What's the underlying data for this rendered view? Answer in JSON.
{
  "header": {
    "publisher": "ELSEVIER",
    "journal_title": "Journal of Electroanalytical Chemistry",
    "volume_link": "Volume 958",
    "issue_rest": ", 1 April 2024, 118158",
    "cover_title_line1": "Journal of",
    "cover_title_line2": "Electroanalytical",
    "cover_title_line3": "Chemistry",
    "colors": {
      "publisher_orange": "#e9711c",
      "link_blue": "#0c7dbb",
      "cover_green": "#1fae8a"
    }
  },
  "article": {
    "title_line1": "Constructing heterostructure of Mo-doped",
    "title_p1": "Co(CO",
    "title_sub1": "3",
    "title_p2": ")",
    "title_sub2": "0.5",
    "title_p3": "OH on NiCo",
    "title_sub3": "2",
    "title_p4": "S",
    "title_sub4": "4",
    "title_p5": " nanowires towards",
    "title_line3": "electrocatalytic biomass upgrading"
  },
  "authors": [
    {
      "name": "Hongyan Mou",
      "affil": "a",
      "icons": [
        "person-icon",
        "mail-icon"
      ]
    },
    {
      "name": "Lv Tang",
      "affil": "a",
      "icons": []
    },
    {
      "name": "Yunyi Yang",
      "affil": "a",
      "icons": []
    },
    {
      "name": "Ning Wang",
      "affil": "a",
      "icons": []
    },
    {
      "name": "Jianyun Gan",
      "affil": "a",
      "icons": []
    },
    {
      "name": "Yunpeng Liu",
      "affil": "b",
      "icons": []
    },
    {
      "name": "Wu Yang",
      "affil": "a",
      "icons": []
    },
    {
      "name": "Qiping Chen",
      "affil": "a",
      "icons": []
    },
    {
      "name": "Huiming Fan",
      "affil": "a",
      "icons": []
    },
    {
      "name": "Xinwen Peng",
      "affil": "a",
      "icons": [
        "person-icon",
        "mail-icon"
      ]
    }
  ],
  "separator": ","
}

====

### [PROBLEM REQUIREMENTS]
Say how many lines include the word "name"; reply with the number alone.

### [ANSWER TO THIS TASK]
10